Directive A.
Name every person mentioned in the post below about quantum computers.
Directive B.
In the post below about quantum computers, how much money did the UK government take from the science budget?
Directive C.
Write the next few sentences of the post below about quantum computers, picking up after its final line.

Page.

◆ ◆ ◆ ◆ ◆

Monday, March 16, 2015

Bouncing oil droplets reveal slippery truth

Ross Anderson writes:
I am a heretic. There, I've said it. My heresy? I don't believe that quantum computers can ever work.

I've been a cryptographer for over 20 years and for all that time we've been told that sooner or later someone would build a quantum computer that would factor large numbers easily, making our current systems useless.

However, despite enormous amounts of money spent by research councils and government agencies, the things are stuck at three qubits. Factoring 15 is easy; 35 seems too hard. A Canadian company has started selling computers they claim are quantum; scientists from Google and NASA said they couldn't observe any quantum speed-up.

Recently, the UK government decided to take £200m from the science budget and devote it to found a string of new "quantum hubs". That might be a bad sign; ministerial blessing is often the last rites for a failing idea.

So will one more heave get us there, or is it all a waste of time?
Not only that, he has co-authored Maxwell's fluid model of magnetism. He claims that physics went bad about 150 years ago, and some ideas that were abandoned then are really right.

Scott Aaronson says that it is extremely safe to say that he is wrong, but is not able to pinpoint the error. Aaronson trashed some related work in 2013.

◆ ◆ ◆ ◆ ◆

Dataset.

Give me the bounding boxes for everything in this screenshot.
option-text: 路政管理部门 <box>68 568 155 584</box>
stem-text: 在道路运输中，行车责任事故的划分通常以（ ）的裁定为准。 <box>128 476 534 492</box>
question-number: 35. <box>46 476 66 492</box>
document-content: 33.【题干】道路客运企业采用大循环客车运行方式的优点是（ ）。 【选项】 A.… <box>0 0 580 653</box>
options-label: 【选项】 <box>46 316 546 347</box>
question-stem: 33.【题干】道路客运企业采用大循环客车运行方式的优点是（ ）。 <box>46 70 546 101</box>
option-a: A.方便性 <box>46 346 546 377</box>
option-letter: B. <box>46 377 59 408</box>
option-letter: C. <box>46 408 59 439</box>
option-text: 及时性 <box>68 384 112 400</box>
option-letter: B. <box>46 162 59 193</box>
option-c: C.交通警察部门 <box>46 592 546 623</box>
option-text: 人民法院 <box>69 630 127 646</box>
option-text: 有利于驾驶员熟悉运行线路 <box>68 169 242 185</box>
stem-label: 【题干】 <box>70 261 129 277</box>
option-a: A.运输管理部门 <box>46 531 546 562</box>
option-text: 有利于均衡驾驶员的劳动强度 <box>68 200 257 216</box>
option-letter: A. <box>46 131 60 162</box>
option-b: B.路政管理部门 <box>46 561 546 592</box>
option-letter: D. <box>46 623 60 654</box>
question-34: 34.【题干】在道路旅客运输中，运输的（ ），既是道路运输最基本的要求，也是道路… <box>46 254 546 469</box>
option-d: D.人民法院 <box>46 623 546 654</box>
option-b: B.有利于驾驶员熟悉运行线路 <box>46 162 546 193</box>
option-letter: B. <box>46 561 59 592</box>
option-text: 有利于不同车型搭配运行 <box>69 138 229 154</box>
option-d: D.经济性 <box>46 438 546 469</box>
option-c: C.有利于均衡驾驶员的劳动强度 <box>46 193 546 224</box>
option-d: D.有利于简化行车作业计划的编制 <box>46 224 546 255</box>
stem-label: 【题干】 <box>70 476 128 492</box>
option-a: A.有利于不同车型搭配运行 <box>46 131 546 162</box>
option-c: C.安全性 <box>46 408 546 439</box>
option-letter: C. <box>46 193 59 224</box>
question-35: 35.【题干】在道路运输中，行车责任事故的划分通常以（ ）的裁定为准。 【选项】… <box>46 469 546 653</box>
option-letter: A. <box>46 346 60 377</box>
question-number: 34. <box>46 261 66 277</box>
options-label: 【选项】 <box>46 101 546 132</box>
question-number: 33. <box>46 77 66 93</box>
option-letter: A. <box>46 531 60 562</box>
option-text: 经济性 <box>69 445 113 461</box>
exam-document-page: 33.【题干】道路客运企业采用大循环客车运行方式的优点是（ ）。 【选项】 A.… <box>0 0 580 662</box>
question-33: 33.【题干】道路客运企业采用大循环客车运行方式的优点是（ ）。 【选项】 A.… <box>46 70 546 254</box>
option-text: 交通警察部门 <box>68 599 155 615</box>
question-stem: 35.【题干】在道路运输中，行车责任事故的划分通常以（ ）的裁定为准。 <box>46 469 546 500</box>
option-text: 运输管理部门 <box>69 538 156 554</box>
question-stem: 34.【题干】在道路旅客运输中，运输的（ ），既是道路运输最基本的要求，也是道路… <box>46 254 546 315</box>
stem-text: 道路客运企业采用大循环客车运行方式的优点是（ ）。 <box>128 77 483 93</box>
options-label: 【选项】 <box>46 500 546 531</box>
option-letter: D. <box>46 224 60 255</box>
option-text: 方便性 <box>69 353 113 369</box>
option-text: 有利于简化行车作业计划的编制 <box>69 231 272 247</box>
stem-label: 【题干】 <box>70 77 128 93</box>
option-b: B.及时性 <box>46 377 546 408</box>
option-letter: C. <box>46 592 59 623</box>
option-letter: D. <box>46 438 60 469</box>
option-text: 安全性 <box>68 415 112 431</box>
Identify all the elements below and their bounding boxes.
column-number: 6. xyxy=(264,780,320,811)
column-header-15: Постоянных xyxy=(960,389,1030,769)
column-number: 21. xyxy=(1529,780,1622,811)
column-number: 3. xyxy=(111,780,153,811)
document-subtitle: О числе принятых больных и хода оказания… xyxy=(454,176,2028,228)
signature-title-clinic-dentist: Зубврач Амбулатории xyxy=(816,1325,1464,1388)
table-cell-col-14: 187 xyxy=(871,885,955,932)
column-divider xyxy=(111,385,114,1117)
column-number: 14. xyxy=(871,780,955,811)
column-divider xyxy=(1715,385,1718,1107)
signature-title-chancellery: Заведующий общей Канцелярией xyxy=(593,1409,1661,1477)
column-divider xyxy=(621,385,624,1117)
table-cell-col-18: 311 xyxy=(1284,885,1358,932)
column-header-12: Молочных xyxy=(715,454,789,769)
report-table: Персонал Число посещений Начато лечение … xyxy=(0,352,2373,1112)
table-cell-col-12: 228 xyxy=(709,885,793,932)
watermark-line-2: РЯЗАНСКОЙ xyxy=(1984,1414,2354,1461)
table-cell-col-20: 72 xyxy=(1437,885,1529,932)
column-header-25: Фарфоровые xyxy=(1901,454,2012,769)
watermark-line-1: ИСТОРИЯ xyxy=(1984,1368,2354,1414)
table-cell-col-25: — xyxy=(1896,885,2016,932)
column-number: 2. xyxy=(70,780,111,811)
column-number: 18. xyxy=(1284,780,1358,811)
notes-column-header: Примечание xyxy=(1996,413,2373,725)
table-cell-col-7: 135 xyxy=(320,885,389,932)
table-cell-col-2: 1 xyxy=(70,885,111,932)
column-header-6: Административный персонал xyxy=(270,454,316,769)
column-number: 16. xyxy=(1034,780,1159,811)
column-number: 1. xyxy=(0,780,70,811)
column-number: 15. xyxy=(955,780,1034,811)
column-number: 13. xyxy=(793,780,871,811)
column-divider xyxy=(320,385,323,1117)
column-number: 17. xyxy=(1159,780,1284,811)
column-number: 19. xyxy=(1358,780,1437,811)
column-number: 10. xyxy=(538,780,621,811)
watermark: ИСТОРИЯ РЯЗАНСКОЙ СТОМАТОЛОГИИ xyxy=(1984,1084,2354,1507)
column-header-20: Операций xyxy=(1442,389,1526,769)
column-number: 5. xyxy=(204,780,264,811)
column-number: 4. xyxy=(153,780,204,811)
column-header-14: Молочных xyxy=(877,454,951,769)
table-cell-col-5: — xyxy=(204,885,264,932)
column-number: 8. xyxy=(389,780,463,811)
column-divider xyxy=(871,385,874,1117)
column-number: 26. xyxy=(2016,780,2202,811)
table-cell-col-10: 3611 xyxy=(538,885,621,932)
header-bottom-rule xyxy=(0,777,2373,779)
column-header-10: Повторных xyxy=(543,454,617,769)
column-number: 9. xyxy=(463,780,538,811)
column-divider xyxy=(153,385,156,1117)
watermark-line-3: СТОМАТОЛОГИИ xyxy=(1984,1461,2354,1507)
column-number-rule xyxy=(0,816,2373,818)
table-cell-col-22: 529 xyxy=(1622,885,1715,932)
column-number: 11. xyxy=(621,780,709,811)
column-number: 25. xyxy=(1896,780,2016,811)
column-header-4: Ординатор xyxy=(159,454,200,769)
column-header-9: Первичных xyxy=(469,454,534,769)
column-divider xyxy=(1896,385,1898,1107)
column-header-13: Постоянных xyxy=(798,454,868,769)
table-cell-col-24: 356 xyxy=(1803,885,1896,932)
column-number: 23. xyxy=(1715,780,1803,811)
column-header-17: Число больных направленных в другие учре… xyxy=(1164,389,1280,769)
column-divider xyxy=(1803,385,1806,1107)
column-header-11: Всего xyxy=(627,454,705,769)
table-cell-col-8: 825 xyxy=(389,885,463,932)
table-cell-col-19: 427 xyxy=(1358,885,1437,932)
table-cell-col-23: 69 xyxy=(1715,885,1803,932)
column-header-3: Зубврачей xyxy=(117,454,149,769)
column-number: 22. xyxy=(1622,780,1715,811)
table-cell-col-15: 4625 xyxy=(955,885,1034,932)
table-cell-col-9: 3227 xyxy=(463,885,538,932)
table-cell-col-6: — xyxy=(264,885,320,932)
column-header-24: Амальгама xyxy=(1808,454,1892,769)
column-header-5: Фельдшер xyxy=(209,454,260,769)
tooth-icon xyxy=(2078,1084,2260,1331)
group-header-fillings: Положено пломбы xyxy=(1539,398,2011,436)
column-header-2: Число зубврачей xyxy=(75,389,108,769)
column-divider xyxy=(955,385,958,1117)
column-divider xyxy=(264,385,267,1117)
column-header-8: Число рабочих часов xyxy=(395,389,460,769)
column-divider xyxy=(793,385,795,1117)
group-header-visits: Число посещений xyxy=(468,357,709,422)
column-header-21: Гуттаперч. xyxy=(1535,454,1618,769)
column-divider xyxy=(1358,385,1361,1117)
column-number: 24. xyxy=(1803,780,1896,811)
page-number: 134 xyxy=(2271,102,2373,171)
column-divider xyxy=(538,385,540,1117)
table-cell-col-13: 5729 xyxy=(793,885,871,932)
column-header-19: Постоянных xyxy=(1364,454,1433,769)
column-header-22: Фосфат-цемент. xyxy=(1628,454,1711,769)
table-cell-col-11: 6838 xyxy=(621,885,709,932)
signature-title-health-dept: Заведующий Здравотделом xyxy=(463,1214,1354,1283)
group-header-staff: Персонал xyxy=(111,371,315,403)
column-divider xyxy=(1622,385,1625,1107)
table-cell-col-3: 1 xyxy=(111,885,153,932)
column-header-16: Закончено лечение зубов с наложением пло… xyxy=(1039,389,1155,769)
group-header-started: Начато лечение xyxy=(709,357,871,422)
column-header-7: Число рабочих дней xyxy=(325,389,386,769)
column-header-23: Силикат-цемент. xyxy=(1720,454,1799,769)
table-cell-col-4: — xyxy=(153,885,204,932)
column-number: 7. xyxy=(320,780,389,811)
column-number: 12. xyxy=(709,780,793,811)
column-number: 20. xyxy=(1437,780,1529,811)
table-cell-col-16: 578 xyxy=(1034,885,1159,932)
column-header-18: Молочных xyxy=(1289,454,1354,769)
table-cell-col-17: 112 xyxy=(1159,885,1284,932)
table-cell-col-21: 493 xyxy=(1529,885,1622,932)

◆ ◆ ◆ ◆ ◆

Reply A.
Ross Anderson, Maxwell, Scott Aaronson

Reply B.
£200m, to found a string of new "quantum hubs."

Reply C.
I sometimes get comments saying that mainstream physics has been wrong for a century or more. I don't know how to evaluation such claims. Science is never that completely wrong.

Anderson's theory seems to be some sort of hidden variable theory. I am persuaded that XX century quantum theory and experiments have ruled these out. So I do not see how he can be right.

Anderson is one of the world's experts on cryptographic security for banking and related industries. My guess is that he is frequently asked whether banks should use quantum cryptography, or worry about attacks from quantum computing. He surely comes to the conclusion, as do I, that both subjects are almost completely irrelevant to banking. Then he must be frustrated by bankers who doubt him because so many big-shots are over-hyping the quantum stuff.

I think that he is right that quantum computers will never work, and that failures so far give good reason for skepticism. I differ from him in that I doubt that there is anything fundamentally wrong with quantum mechanics.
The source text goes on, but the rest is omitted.